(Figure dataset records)
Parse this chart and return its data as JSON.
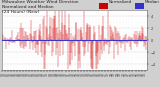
{
  "norm_color": "#cc0000",
  "med_color": "#3333cc",
  "background_color": "#d0d0d0",
  "plot_bg_color": "#ffffff",
  "grid_color": "#aaaaaa",
  "n_points": 288,
  "y_min": -5,
  "y_max": 5,
  "y_ticks": [
    -4,
    -2,
    0,
    2,
    4
  ],
  "title_fontsize": 3.2,
  "tick_fontsize": 2.5,
  "legend_fontsize": 3.0,
  "legend_norm_label": "Normalized",
  "legend_med_label": "Median"
}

## What is being asked
Reproduce the listing word for word and omit its pictures.

## The output
Parse this chart and return its data as JSON.
{
  "norm_color": "#cc0000",
  "med_color": "#3333cc",
  "background_color": "#d0d0d0",
  "plot_bg_color": "#ffffff",
  "grid_color": "#aaaaaa",
  "n_points": 288,
  "y_min": -5,
  "y_max": 5,
  "y_ticks": [
    -4,
    -2,
    0,
    2,
    4
  ],
  "title_fontsize": 3.2,
  "tick_fontsize": 2.5,
  "legend_fontsize": 3.0,
  "legend_norm_label": "Normalized",
  "legend_med_label": "Median"
}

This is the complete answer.